• **SET PROBLEM**:
Repeat all of the records verbatim.

####

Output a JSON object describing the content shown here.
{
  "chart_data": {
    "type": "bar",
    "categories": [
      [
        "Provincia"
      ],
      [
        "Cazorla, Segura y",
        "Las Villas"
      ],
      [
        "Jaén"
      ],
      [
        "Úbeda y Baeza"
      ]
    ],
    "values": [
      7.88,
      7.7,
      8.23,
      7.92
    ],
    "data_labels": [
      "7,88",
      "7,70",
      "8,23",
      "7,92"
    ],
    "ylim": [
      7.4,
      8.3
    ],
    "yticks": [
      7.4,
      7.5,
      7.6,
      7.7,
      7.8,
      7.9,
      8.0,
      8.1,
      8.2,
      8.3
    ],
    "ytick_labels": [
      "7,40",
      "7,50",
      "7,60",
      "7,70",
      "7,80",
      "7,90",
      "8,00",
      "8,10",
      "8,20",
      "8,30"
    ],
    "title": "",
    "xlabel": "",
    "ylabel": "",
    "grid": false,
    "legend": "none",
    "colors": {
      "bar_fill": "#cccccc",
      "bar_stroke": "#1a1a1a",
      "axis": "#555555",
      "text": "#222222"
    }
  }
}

####

• **FULL ANSWER**:
Output a JSON object describing the content shown here.
{
  "chart_data": {
    "type": "bar",
    "categories": [
      [
        "Provincia"
      ],
      [
        "Cazorla, Segura y",
        "Las Villas"
      ],
      [
        "Jaén"
      ],
      [
        "Úbeda y Baeza"
      ]
    ],
    "values": [
      7.88,
      7.7,
      8.23,
      7.92
    ],
    "data_labels": [
      "7,88",
      "7,70",
      "8,23",
      "7,92"
    ],
    "ylim": [
      7.4,
      8.3
    ],
    "yticks": [
      7.4,
      7.5,
      7.6,
      7.7,
      7.8,
      7.9,
      8.0,
      8.1,
      8.2,
      8.3
    ],
    "ytick_labels": [
      "7,40",
      "7,50",
      "7,60",
      "7,70",
      "7,80",
      "7,90",
      "8,00",
      "8,10",
      "8,20",
      "8,30"
    ],
    "title": "",
    "xlabel": "",
    "ylabel": "",
    "grid": false,
    "legend": "none",
    "colors": {
      "bar_fill": "#cccccc",
      "bar_stroke": "#1a1a1a",
      "axis": "#555555",
      "text": "#222222"
    }
  }
}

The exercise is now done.